▸ **Instructions to follow**
Gather each line of the entries below that includes "title".

[Records from a collection]
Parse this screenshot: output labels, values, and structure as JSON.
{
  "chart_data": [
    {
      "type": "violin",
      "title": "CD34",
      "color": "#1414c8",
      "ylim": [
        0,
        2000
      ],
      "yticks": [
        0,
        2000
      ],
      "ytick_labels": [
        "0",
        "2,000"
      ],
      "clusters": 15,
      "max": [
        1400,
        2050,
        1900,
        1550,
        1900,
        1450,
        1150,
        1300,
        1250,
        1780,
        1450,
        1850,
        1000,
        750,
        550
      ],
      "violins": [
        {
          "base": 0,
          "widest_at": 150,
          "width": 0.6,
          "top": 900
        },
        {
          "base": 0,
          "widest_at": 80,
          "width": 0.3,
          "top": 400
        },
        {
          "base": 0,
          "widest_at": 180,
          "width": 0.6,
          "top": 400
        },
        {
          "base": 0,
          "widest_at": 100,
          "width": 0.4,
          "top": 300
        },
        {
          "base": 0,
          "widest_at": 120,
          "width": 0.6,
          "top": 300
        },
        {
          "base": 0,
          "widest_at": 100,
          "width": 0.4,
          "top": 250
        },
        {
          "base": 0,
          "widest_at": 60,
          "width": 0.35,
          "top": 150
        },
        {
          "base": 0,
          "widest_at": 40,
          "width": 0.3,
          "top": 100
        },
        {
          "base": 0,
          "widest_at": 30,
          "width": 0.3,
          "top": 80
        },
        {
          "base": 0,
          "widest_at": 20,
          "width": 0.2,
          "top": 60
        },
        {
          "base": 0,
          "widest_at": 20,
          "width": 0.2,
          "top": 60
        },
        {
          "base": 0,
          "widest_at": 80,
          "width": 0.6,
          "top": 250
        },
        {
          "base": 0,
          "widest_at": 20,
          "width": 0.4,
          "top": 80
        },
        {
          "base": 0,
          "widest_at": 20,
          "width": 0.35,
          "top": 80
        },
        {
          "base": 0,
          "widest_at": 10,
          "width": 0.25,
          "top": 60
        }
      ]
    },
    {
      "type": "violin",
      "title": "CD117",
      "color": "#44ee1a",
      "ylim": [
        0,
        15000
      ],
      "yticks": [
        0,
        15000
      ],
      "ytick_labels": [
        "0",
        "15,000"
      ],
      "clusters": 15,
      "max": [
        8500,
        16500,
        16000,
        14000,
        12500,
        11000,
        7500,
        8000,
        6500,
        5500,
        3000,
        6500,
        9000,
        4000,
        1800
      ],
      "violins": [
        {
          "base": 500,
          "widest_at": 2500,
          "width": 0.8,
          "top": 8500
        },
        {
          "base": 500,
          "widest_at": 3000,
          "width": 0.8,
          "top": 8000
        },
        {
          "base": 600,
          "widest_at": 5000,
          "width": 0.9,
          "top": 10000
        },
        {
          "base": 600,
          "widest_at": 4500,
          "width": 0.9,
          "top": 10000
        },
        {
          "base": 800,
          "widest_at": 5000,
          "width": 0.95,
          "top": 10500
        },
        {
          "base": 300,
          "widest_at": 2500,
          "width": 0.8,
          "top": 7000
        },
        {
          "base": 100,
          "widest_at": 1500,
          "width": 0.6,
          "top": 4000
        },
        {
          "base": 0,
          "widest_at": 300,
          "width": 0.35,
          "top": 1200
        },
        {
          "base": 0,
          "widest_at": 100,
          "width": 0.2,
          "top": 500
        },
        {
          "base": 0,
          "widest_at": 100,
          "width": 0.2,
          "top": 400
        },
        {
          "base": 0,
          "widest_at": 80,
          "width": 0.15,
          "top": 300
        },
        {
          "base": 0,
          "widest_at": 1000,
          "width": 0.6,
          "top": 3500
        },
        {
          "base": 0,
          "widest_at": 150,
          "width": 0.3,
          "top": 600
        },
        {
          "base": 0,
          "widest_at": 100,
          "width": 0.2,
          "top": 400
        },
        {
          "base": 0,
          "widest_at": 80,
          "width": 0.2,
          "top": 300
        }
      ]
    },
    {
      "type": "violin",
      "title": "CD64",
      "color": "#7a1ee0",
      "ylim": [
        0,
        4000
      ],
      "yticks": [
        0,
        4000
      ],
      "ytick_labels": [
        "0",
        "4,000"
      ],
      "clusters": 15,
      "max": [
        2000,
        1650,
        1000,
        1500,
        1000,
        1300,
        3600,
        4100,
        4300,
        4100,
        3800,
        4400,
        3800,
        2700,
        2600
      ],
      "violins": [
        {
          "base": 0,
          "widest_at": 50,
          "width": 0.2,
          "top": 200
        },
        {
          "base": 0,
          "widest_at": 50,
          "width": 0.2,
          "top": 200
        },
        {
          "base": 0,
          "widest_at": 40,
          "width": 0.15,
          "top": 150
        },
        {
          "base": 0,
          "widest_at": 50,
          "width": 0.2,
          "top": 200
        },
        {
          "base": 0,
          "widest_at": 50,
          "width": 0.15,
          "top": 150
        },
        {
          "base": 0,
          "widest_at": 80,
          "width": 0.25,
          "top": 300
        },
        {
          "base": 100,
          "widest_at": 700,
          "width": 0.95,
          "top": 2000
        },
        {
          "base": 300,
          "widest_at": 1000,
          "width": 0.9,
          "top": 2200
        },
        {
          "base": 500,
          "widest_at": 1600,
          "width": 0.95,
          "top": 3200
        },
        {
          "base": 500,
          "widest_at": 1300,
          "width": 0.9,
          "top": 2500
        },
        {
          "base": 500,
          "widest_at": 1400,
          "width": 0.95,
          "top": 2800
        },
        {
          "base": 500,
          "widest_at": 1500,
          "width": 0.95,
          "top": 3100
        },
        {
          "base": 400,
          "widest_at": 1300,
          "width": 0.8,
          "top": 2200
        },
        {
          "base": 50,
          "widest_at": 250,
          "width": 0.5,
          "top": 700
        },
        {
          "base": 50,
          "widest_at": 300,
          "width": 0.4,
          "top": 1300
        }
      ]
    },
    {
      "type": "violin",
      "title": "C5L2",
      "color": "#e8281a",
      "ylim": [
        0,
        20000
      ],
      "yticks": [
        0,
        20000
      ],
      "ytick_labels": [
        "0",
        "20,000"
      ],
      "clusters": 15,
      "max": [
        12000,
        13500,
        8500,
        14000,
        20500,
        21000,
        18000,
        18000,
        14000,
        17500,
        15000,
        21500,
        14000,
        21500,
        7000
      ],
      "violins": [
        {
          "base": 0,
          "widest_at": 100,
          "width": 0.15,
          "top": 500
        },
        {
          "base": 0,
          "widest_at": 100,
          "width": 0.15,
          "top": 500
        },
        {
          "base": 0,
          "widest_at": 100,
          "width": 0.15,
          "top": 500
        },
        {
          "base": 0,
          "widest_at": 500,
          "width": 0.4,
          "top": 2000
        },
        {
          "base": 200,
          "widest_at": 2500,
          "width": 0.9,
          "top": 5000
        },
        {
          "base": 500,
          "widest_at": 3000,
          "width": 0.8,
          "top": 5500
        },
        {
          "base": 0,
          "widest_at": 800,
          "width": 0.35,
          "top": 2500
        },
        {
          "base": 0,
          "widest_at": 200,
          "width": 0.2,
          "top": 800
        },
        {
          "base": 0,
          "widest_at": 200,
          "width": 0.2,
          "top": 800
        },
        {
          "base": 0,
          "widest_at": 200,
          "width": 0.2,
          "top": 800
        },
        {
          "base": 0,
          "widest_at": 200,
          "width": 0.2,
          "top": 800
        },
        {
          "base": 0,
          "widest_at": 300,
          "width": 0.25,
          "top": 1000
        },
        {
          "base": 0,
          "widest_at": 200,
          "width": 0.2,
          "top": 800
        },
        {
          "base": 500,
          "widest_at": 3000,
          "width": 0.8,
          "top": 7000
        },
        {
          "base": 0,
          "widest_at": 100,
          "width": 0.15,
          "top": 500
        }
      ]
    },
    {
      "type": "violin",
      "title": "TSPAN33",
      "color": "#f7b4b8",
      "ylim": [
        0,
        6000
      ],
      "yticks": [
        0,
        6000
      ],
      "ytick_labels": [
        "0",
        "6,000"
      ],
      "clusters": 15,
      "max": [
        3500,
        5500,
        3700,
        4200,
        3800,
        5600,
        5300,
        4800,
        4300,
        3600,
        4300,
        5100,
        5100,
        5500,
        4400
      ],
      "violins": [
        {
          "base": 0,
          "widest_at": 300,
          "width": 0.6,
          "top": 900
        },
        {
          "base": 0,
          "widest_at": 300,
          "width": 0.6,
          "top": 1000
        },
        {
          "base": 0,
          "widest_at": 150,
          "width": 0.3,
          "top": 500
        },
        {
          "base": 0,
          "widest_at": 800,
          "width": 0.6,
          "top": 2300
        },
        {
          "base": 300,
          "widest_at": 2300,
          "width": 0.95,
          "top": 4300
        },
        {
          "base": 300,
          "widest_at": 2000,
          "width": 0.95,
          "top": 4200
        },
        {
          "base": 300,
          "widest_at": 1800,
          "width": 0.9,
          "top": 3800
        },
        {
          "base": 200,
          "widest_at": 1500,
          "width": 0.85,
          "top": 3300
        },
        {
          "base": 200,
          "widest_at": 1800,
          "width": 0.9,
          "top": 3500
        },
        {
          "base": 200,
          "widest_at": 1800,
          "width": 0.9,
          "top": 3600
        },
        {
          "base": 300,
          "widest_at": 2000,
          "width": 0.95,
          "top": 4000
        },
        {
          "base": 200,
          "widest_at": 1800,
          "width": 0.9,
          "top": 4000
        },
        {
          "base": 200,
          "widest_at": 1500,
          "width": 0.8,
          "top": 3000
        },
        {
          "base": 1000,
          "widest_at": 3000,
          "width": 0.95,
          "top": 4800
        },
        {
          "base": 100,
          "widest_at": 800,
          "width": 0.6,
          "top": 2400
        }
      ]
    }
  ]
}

▸ **Final result**
      "title": "CD34",
      "title": "CD117",
      "title": "CD64",
      "title": "C5L2",
      "title": "TSPAN33",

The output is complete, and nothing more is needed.